Descrizione esercizio: Secondo il testo sull'urban dance, a quale indirizzo si tenne la festa dell'11 agosto 1973?

Testo estratto:
L’alba dell’urban dance può essere datata 11 agosto 1973, festa al 1520 Sedgwick Avenue, Bronx: DJ Kool Herc allunga i break di James Brown e i giovani iniziano a “breakare”. Quella scintilla ha incendiato il pianeta.
Dagli upsrock dei primi B-boys, la disciplina si è divisata in stili: popping, locking, waving, ciascuno con dialetti locali – basti pensare al krump nato a South Central Los Angeles come rituale di empowerment contro la violenza di strada.
Negli anni ’90 MTV consacra Michael Jackson e Janet, portando la street dance nelle case globali. La diffusione di YouTube (2005) crea tutorial virali, democratizzando l’accesso: i passi di “Single Ladies” diventano fenomeno di massa. Oggi TikTok amplifica: coreografie da 15 secondi possono lanciare un artista in top chart (pensiamo a Blinding Lights Challenge). Alcuni puristi gridano al pericolo di “diluizione”, ma la verità è che l’urban dance ha sempre assorbito e restituito – è la sua natura osmótica.
Le crew odierne si allenano in “cypher” virtuali su Zoom, partecipano a battle ibridi con giudici in realtà aumentata e monetizzano attraverso Patreon. Eppure il cuore resta la comunità: raduni clandestini nei parcheggi di Seoul, jam notturne a Marsiglia sotto il viadotto A55, laboratori sociali nei quartieri spagnoli di Napoli che tolgono ragazzi dalla microcriminalità.

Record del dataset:
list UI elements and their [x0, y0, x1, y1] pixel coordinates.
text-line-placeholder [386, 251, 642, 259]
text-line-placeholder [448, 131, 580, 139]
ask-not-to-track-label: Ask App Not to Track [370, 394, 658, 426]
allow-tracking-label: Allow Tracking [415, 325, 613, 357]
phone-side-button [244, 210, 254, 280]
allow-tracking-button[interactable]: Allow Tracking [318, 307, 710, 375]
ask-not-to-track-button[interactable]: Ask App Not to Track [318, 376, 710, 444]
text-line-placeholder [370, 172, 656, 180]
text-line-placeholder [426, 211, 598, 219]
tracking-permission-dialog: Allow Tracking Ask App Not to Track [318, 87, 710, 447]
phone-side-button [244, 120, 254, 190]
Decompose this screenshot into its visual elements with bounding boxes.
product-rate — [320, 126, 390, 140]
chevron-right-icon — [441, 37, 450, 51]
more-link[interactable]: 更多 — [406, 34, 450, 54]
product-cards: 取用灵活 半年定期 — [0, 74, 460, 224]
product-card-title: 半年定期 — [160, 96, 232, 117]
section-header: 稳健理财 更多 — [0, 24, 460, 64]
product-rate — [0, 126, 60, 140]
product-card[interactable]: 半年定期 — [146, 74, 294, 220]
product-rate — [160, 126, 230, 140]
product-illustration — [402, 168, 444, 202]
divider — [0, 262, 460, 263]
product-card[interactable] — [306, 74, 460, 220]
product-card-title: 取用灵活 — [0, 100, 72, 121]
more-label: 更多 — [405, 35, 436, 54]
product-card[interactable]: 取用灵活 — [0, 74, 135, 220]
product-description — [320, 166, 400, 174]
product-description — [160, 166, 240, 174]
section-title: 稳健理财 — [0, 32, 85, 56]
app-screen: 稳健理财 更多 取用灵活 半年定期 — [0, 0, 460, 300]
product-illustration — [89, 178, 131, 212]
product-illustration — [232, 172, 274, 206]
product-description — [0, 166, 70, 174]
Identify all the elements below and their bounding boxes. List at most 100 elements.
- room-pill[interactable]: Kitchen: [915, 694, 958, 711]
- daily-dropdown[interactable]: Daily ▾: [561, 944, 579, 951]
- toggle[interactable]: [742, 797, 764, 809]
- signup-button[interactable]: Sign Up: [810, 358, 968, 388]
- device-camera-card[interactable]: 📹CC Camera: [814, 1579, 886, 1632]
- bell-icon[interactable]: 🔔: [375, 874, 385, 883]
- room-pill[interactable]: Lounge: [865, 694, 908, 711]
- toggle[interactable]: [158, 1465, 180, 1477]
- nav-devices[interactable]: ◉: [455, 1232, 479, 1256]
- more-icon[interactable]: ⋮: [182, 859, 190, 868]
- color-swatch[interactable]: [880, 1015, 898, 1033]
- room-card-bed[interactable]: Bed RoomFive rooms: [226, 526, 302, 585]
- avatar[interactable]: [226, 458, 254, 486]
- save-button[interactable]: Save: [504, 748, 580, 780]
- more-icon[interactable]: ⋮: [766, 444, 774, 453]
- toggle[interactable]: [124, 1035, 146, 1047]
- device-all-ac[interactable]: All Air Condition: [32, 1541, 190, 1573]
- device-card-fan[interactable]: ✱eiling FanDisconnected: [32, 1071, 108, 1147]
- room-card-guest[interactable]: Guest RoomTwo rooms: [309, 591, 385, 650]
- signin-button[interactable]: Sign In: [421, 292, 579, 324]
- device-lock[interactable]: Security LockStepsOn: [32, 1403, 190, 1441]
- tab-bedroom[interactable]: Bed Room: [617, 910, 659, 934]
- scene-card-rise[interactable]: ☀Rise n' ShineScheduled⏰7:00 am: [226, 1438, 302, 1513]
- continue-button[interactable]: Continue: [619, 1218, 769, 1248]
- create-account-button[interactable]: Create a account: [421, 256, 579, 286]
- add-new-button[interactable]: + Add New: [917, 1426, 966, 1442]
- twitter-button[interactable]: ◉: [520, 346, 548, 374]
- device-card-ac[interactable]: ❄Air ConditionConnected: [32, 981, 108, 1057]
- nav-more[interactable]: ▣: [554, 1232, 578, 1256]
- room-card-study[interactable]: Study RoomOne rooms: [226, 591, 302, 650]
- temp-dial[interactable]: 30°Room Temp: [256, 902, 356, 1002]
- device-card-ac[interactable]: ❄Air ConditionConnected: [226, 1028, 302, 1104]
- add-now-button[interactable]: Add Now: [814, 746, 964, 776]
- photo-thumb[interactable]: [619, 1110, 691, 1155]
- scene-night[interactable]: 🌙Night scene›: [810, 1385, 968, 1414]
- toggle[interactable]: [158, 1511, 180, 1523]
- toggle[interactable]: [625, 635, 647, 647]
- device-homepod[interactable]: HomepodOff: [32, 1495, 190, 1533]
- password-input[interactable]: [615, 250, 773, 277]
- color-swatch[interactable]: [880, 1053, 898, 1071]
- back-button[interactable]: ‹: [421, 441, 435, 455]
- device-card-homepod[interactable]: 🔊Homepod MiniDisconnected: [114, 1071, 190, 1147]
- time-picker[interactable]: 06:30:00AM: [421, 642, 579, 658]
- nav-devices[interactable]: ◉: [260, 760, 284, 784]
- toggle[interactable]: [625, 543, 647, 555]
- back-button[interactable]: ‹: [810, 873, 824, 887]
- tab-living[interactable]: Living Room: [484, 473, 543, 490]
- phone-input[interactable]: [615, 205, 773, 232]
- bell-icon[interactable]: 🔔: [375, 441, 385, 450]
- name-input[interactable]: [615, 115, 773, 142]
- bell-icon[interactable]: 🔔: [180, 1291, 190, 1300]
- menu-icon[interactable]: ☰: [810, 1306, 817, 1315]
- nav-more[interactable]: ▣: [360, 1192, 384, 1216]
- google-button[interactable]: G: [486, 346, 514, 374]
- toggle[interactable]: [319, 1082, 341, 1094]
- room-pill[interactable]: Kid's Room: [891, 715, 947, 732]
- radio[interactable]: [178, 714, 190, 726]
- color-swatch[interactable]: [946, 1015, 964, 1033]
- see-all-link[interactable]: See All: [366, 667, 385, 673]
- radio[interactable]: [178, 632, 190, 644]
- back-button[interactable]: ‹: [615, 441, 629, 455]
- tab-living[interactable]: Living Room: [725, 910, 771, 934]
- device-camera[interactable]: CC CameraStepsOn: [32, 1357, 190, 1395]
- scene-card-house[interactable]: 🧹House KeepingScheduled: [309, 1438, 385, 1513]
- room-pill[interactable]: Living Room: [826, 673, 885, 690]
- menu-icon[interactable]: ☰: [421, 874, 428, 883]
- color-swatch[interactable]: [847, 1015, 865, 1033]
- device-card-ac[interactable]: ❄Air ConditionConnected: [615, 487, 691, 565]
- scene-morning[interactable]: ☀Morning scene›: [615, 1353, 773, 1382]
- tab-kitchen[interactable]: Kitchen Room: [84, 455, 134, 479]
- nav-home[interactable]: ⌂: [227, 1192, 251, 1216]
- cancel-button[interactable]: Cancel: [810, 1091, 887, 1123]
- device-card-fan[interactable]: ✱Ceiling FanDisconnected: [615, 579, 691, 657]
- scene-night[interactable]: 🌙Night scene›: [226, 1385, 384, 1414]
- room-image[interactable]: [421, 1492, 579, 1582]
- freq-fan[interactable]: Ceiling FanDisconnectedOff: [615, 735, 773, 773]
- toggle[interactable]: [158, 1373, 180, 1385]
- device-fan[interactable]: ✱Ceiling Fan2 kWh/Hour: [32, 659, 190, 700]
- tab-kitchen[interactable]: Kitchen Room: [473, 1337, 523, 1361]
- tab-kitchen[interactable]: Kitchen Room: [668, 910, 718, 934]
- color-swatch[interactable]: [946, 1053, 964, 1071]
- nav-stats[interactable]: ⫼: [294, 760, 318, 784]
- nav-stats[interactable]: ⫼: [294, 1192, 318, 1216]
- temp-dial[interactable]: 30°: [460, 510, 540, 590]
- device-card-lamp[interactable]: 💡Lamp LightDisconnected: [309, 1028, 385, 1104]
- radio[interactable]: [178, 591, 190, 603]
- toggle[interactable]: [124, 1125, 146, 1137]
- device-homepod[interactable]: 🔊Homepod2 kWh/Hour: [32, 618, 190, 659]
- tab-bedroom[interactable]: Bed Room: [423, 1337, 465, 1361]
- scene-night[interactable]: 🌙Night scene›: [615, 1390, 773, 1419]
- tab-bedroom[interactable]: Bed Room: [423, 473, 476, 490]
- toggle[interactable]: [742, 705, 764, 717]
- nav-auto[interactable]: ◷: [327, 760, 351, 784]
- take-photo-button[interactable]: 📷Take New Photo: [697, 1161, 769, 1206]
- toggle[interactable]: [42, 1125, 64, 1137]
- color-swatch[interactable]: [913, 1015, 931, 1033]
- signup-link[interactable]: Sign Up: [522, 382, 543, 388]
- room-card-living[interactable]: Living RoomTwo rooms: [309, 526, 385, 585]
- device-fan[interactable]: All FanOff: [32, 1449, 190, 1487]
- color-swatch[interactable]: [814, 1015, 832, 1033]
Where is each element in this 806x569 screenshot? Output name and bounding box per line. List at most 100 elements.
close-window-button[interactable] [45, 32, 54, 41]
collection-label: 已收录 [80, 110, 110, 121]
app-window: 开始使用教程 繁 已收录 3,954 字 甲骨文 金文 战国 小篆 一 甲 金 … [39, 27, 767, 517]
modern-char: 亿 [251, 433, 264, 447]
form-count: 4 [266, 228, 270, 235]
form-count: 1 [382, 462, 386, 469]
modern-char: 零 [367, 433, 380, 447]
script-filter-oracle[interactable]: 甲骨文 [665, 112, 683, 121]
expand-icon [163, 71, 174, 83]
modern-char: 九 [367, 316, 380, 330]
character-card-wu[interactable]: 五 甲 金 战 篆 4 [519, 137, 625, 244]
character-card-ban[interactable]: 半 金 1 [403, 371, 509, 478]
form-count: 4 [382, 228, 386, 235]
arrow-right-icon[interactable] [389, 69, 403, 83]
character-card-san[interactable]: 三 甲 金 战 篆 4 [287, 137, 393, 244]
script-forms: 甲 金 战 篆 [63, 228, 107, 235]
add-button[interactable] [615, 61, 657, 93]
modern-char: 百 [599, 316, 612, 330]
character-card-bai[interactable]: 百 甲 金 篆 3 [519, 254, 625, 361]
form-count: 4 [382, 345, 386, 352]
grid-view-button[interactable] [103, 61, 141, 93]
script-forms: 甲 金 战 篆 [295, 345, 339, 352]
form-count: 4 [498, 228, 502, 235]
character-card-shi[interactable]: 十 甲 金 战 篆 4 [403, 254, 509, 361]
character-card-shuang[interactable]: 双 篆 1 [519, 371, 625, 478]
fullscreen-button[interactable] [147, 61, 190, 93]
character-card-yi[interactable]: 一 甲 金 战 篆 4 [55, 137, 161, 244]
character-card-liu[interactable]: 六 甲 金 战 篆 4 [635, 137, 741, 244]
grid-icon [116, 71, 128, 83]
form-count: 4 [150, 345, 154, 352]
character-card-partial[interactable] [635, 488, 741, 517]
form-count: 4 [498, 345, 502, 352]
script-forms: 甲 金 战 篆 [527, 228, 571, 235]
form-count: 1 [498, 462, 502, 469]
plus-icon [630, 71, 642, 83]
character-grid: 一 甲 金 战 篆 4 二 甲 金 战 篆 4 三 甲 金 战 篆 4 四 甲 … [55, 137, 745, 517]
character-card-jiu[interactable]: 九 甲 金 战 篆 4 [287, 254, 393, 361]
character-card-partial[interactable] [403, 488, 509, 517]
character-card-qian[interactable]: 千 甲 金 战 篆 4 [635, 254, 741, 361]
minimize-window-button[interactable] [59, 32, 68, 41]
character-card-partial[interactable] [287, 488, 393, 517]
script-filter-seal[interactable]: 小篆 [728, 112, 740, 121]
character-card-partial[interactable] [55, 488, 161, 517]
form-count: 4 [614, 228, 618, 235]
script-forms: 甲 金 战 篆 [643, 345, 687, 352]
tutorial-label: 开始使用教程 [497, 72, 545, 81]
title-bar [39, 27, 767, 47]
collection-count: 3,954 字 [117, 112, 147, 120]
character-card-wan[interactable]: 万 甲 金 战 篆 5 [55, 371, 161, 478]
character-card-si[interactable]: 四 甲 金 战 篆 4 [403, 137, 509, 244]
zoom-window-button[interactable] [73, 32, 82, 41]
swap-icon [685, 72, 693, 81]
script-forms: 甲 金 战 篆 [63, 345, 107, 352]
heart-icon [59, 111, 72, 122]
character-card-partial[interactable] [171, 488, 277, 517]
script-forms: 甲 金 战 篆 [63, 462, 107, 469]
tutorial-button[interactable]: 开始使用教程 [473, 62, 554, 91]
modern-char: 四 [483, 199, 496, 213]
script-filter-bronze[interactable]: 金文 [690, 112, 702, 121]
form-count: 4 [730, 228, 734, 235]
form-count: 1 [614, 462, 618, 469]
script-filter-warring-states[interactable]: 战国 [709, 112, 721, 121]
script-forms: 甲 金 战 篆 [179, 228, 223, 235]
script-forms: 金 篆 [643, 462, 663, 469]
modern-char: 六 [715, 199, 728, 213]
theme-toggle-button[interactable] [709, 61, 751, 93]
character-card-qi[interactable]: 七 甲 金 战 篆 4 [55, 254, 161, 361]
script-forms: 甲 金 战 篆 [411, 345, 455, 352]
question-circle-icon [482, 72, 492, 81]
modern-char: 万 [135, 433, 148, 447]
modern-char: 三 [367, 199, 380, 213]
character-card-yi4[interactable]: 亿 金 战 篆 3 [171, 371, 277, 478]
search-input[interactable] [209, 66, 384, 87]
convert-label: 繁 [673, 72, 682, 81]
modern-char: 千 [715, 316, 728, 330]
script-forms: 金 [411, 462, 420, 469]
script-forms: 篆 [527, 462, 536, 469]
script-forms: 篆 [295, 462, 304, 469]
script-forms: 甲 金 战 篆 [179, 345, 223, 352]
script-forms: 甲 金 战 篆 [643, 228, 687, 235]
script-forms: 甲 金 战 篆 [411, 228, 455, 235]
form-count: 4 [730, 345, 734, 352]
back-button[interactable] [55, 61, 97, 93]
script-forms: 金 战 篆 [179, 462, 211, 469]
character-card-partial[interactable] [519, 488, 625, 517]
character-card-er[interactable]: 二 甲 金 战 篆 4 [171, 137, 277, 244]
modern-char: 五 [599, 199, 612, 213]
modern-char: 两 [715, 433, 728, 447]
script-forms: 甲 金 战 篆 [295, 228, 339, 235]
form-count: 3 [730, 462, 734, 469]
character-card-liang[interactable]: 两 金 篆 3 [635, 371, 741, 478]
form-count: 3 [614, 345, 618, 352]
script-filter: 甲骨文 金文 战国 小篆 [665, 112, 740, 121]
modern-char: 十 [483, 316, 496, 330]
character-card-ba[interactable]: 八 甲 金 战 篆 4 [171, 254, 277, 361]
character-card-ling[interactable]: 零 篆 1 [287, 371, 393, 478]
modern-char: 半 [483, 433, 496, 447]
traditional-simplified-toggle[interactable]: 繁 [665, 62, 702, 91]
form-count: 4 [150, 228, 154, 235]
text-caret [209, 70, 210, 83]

La tua soluzione: Al 1520 Sedgwick Avenue, nel Bronx.